TASK REQUIREMENTS –
Transcribe the whole listing below without changing a word, but leave out every image.

··· GIVEN DATA

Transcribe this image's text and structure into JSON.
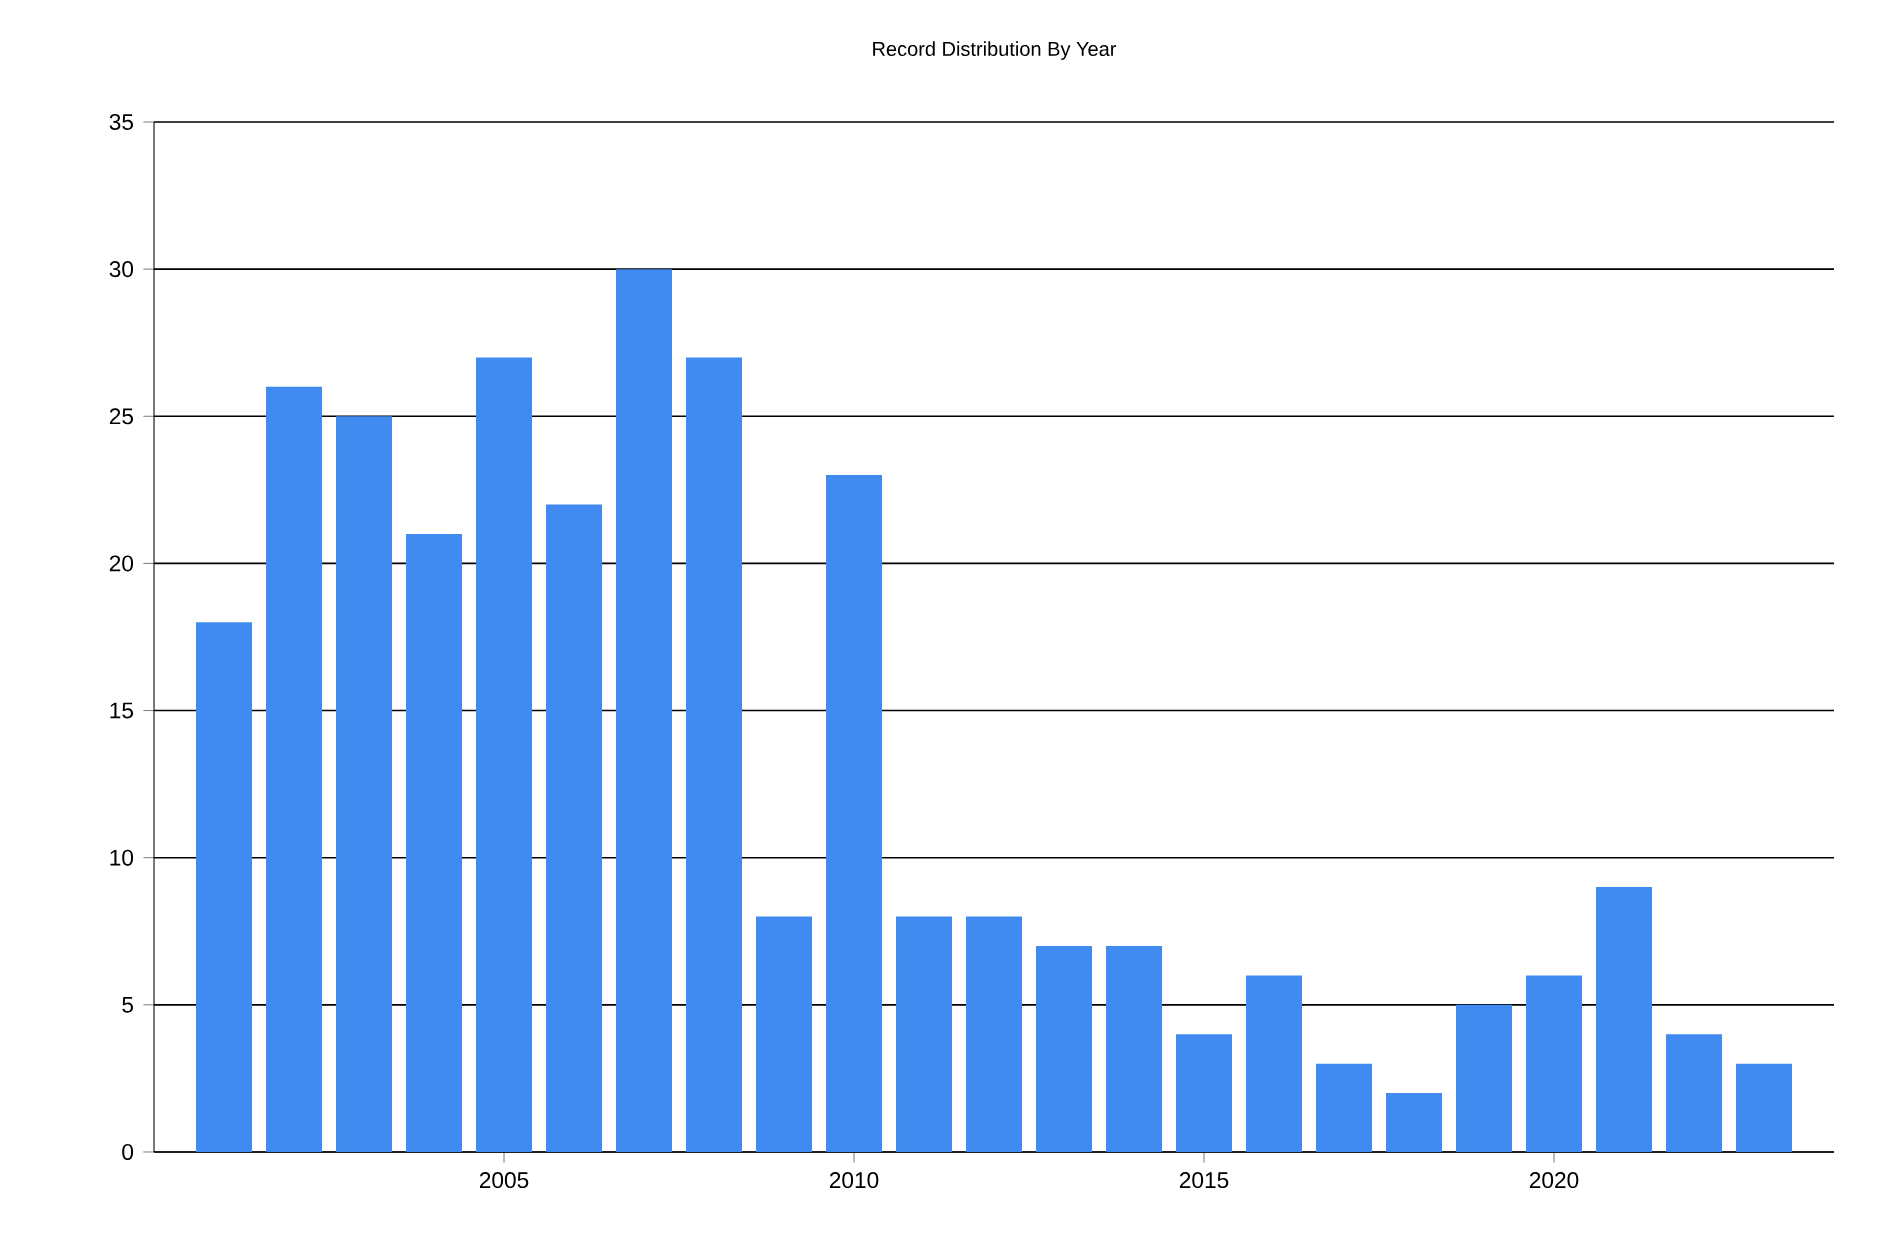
{
  "chart_data": {
    "type": "bar",
    "title": "Record Distribution By Year",
    "x": [
      2001,
      2002,
      2003,
      2004,
      2005,
      2006,
      2007,
      2008,
      2009,
      2010,
      2011,
      2012,
      2013,
      2014,
      2015,
      2016,
      2017,
      2018,
      2019,
      2020,
      2021,
      2022,
      2023
    ],
    "values": [
      18,
      26,
      25,
      21,
      27,
      22,
      30,
      27,
      8,
      23,
      8,
      8,
      7,
      7,
      4,
      6,
      3,
      2,
      5,
      6,
      9,
      4,
      3
    ],
    "color": "#418bf0",
    "xlim": [
      2000,
      2024
    ],
    "xticks": [
      2005,
      2010,
      2015,
      2020
    ],
    "ylim": [
      0,
      35
    ],
    "yticks": [
      0,
      5,
      10,
      15,
      20,
      25,
      30,
      35
    ],
    "grid": "y"
  }
}
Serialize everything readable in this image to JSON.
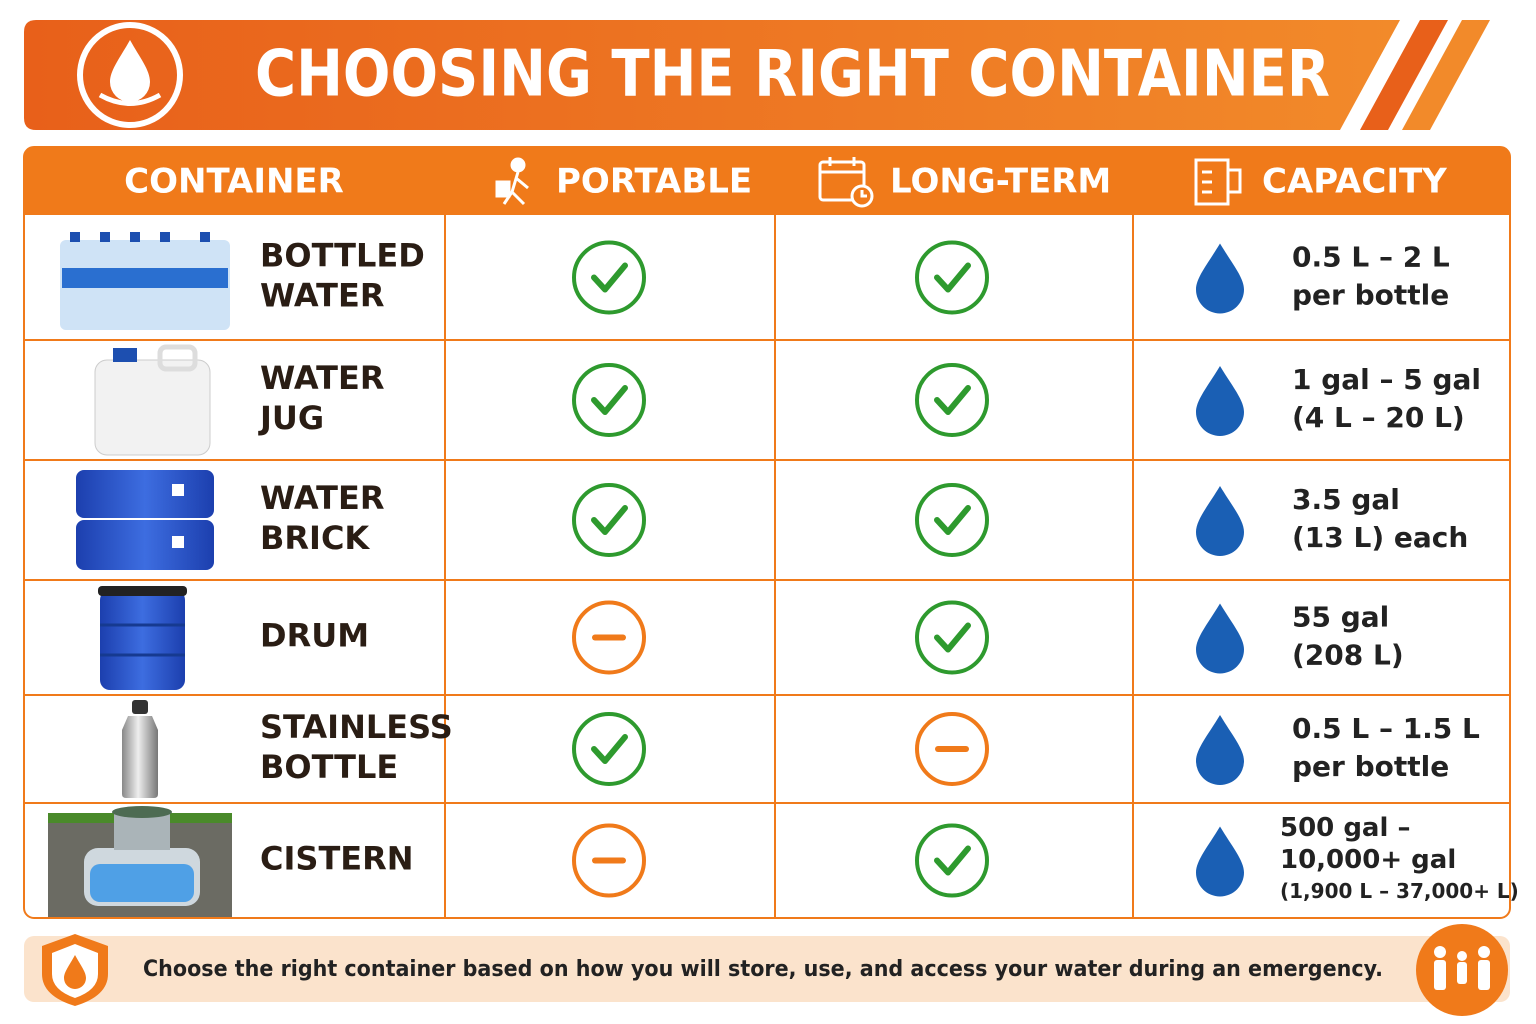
{
  "header": {
    "title": "CHOOSING THE RIGHT CONTAINER"
  },
  "table": {
    "headers": [
      "CONTAINER",
      "PORTABLE",
      "LONG-TERM",
      "CAPACITY"
    ],
    "rows": [
      {
        "name": [
          "BOTTLED",
          "WATER"
        ],
        "portable": true,
        "long_term": true,
        "capacity": [
          "0.5 L – 2 L",
          "per bottle"
        ]
      },
      {
        "name": [
          "WATER",
          "JUG"
        ],
        "portable": true,
        "long_term": true,
        "capacity": [
          "1 gal – 5 gal",
          "(4 L – 20 L)"
        ]
      },
      {
        "name": [
          "WATER",
          "BRICK"
        ],
        "portable": true,
        "long_term": true,
        "capacity": [
          "3.5 gal",
          "(13 L) each"
        ]
      },
      {
        "name": [
          "DRUM"
        ],
        "portable": false,
        "long_term": true,
        "capacity": [
          "55 gal",
          "(208 L)"
        ]
      },
      {
        "name": [
          "STAINLESS",
          "BOTTLE"
        ],
        "portable": true,
        "long_term": false,
        "capacity": [
          "0.5 L – 1.5 L",
          "per bottle"
        ]
      },
      {
        "name": [
          "CISTERN"
        ],
        "portable": false,
        "long_term": true,
        "capacity": [
          "500 gal –",
          "10,000+ gal",
          "(1,900 L – 37,000+ L)"
        ]
      }
    ]
  },
  "footer": {
    "text": "Choose the right container based on how you will store, use, and access your water during an emergency."
  }
}
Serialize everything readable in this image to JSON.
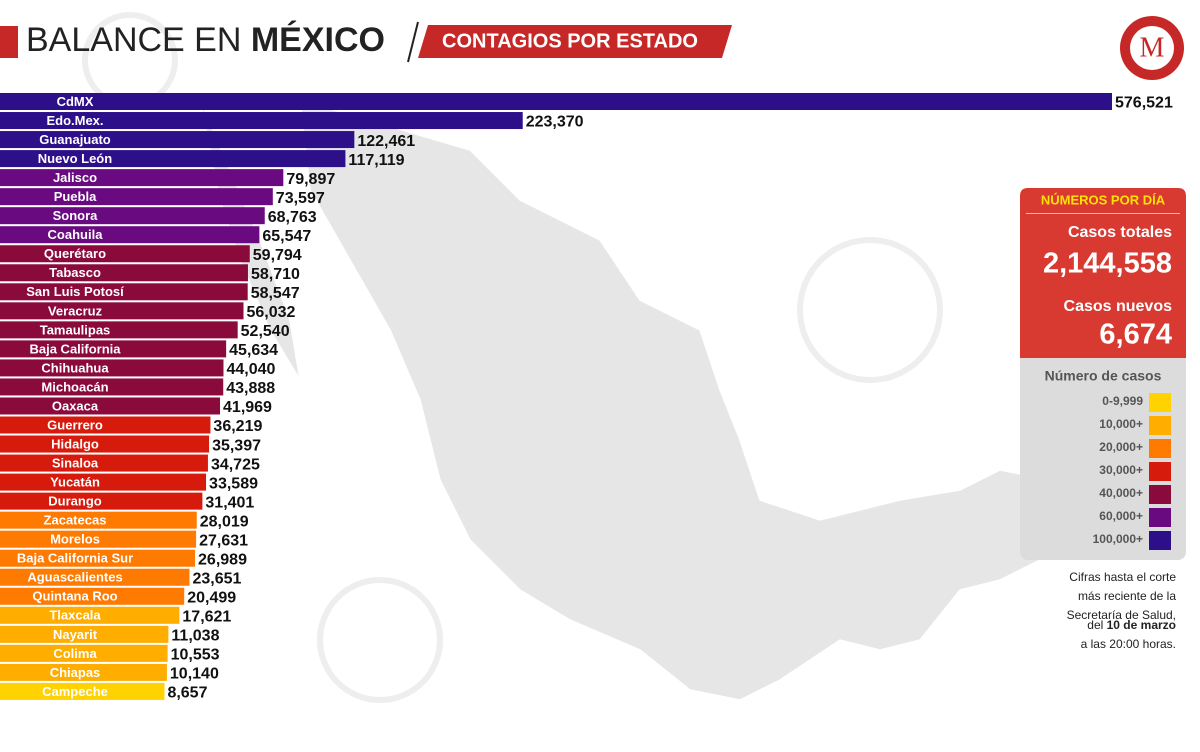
{
  "header": {
    "title_light": "BALANCE EN",
    "title_bold": "MÉXICO",
    "banner": "CONTAGIOS POR ESTADO",
    "logo": "M"
  },
  "chart_data": {
    "type": "bar",
    "orientation": "horizontal",
    "categories": [
      "CdMX",
      "Edo.Mex.",
      "Guanajuato",
      "Nuevo León",
      "Jalisco",
      "Puebla",
      "Sonora",
      "Coahuila",
      "Querétaro",
      "Tabasco",
      "San Luis Potosí",
      "Veracruz",
      "Tamaulipas",
      "Baja California",
      "Chihuahua",
      "Michoacán",
      "Oaxaca",
      "Guerrero",
      "Hidalgo",
      "Sinaloa",
      "Yucatán",
      "Durango",
      "Zacatecas",
      "Morelos",
      "Baja California Sur",
      "Aguascalientes",
      "Quintana Roo",
      "Tlaxcala",
      "Nayarit",
      "Colima",
      "Chiapas",
      "Campeche"
    ],
    "values": [
      576521,
      223370,
      122461,
      117119,
      79897,
      73597,
      68763,
      65547,
      59794,
      58710,
      58547,
      56032,
      52540,
      45634,
      44040,
      43888,
      41969,
      36219,
      35397,
      34725,
      33589,
      31401,
      28019,
      27631,
      26989,
      23651,
      20499,
      17621,
      11038,
      10553,
      10140,
      8657
    ],
    "value_labels": [
      "576,521",
      "223,370",
      "122,461",
      "117,119",
      "79,897",
      "73,597",
      "68,763",
      "65,547",
      "59,794",
      "58,710",
      "58,547",
      "56,032",
      "52,540",
      "45,634",
      "44,040",
      "43,888",
      "41,969",
      "36,219",
      "35,397",
      "34,725",
      "33,589",
      "31,401",
      "28,019",
      "27,631",
      "26,989",
      "23,651",
      "20,499",
      "17,621",
      "11,038",
      "10,553",
      "10,140",
      "8,657"
    ],
    "legend_title": "Número de casos",
    "legend": [
      {
        "threshold": {
          "value": 0,
          "label": "0-9,999"
        },
        "color": "#ffd200"
      },
      {
        "threshold": {
          "value": 10000,
          "label": "10,000+"
        },
        "color": "#ffae00"
      },
      {
        "threshold": {
          "value": 20000,
          "label": "20,000+"
        },
        "color": "#ff7a00"
      },
      {
        "threshold": {
          "value": 30000,
          "label": "30,000+"
        },
        "color": "#d61a0c"
      },
      {
        "threshold": {
          "value": 40000,
          "label": "40,000+"
        },
        "color": "#8a0a3c"
      },
      {
        "threshold": {
          "value": 60000,
          "label": "60,000+"
        },
        "color": "#6a0a80"
      },
      {
        "threshold": {
          "value": 100000,
          "label": "100,000+"
        },
        "color": "#2d0f8a"
      }
    ]
  },
  "panel": {
    "title": "NÚMEROS POR DÍA",
    "total_label": "Casos totales",
    "total": "2,144,558",
    "new_label": "Casos nuevos",
    "new": "6,674"
  },
  "note": {
    "lines": [
      "Cifras hasta el corte",
      "más reciente de la",
      "Secretaría de Salud,"
    ],
    "date_prefix": "del",
    "date": "10 de marzo",
    "last": "a las 20:00 horas."
  }
}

······

FINAL RESULT –
Transcribe this image's text and structure into JSON.
{
  "chart_data": {
    "type": "bar",
    "title": "Record Distribution By Year",
    "x": [
      2001,
      2002,
      2003,
      2004,
      2005,
      2006,
      2007,
      2008,
      2009,
      2010,
      2011,
      2012,
      2013,
      2014,
      2015,
      2016,
      2017,
      2018,
      2019,
      2020,
      2021,
      2022,
      2023
    ],
    "values": [
      18,
      26,
      25,
      21,
      27,
      22,
      30,
      27,
      8,
      23,
      8,
      8,
      7,
      7,
      4,
      6,
      3,
      2,
      5,
      6,
      9,
      4,
      3
    ],
    "color": "#418bf0",
    "xlim": [
      2000,
      2024
    ],
    "xticks": [
      2005,
      2010,
      2015,
      2020
    ],
    "ylim": [
      0,
      35
    ],
    "yticks": [
      0,
      5,
      10,
      15,
      20,
      25,
      30,
      35
    ],
    "grid": "y"
  }
}
Serialize everything readable in this image to JSON.
{
  "header": {
    "title": "CHOOSING THE RIGHT CONTAINER"
  },
  "table": {
    "headers": [
      "CONTAINER",
      "PORTABLE",
      "LONG-TERM",
      "CAPACITY"
    ],
    "rows": [
      {
        "name": [
          "BOTTLED",
          "WATER"
        ],
        "portable": true,
        "long_term": true,
        "capacity": [
          "0.5 L – 2 L",
          "per bottle"
        ]
      },
      {
        "name": [
          "WATER",
          "JUG"
        ],
        "portable": true,
        "long_term": true,
        "capacity": [
          "1 gal – 5 gal",
          "(4 L – 20 L)"
        ]
      },
      {
        "name": [
          "WATER",
          "BRICK"
        ],
        "portable": true,
        "long_term": true,
        "capacity": [
          "3.5 gal",
          "(13 L) each"
        ]
      },
      {
        "name": [
          "DRUM"
        ],
        "portable": false,
        "long_term": true,
        "capacity": [
          "55 gal",
          "(208 L)"
        ]
      },
      {
        "name": [
          "STAINLESS",
          "BOTTLE"
        ],
        "portable": true,
        "long_term": false,
        "capacity": [
          "0.5 L – 1.5 L",
          "per bottle"
        ]
      },
      {
        "name": [
          "CISTERN"
        ],
        "portable": false,
        "long_term": true,
        "capacity": [
          "500 gal –",
          "10,000+ gal",
          "(1,900 L – 37,000+ L)"
        ]
      }
    ]
  },
  "footer": {
    "text": "Choose the right container based on how you will store, use, and access your water during an emergency."
  }
}
Serialize everything readable in this image to JSON.
{
  "header": {
    "title_light": "BALANCE EN",
    "title_bold": "MÉXICO",
    "banner": "CONTAGIOS POR ESTADO",
    "logo": "M"
  },
  "chart_data": {
    "type": "bar",
    "orientation": "horizontal",
    "categories": [
      "CdMX",
      "Edo.Mex.",
      "Guanajuato",
      "Nuevo León",
      "Jalisco",
      "Puebla",
      "Sonora",
      "Coahuila",
      "Querétaro",
      "Tabasco",
      "San Luis Potosí",
      "Veracruz",
      "Tamaulipas",
      "Baja California",
      "Chihuahua",
      "Michoacán",
      "Oaxaca",
      "Guerrero",
      "Hidalgo",
      "Sinaloa",
      "Yucatán",
      "Durango",
      "Zacatecas",
      "Morelos",
      "Baja California Sur",
      "Aguascalientes",
      "Quintana Roo",
      "Tlaxcala",
      "Nayarit",
      "Colima",
      "Chiapas",
      "Campeche"
    ],
    "values": [
      576521,
      223370,
      122461,
      117119,
      79897,
      73597,
      68763,
      65547,
      59794,
      58710,
      58547,
      56032,
      52540,
      45634,
      44040,
      43888,
      41969,
      36219,
      35397,
      34725,
      33589,
      31401,
      28019,
      27631,
      26989,
      23651,
      20499,
      17621,
      11038,
      10553,
      10140,
      8657
    ],
    "value_labels": [
      "576,521",
      "223,370",
      "122,461",
      "117,119",
      "79,897",
      "73,597",
      "68,763",
      "65,547",
      "59,794",
      "58,710",
      "58,547",
      "56,032",
      "52,540",
      "45,634",
      "44,040",
      "43,888",
      "41,969",
      "36,219",
      "35,397",
      "34,725",
      "33,589",
      "31,401",
      "28,019",
      "27,631",
      "26,989",
      "23,651",
      "20,499",
      "17,621",
      "11,038",
      "10,553",
      "10,140",
      "8,657"
    ],
    "legend_title": "Número de casos",
    "legend": [
      {
        "threshold": {
          "value": 0,
          "label": "0-9,999"
        },
        "color": "#ffd200"
      },
      {
        "threshold": {
          "value": 10000,
          "label": "10,000+"
        },
        "color": "#ffae00"
      },
      {
        "threshold": {
          "value": 20000,
          "label": "20,000+"
        },
        "color": "#ff7a00"
      },
      {
        "threshold": {
          "value": 30000,
          "label": "30,000+"
        },
        "color": "#d61a0c"
      },
      {
        "threshold": {
          "value": 40000,
          "label": "40,000+"
        },
        "color": "#8a0a3c"
      },
      {
        "threshold": {
          "value": 60000,
          "label": "60,000+"
        },
        "color": "#6a0a80"
      },
      {
        "threshold": {
          "value": 100000,
          "label": "100,000+"
        },
        "color": "#2d0f8a"
      }
    ]
  },
  "panel": {
    "title": "NÚMEROS POR DÍA",
    "total_label": "Casos totales",
    "total": "2,144,558",
    "new_label": "Casos nuevos",
    "new": "6,674"
  },
  "note": {
    "lines": [
      "Cifras hasta el corte",
      "más reciente de la",
      "Secretaría de Salud,"
    ],
    "date_prefix": "del",
    "date": "10 de marzo",
    "last": "a las 20:00 horas."
  }
}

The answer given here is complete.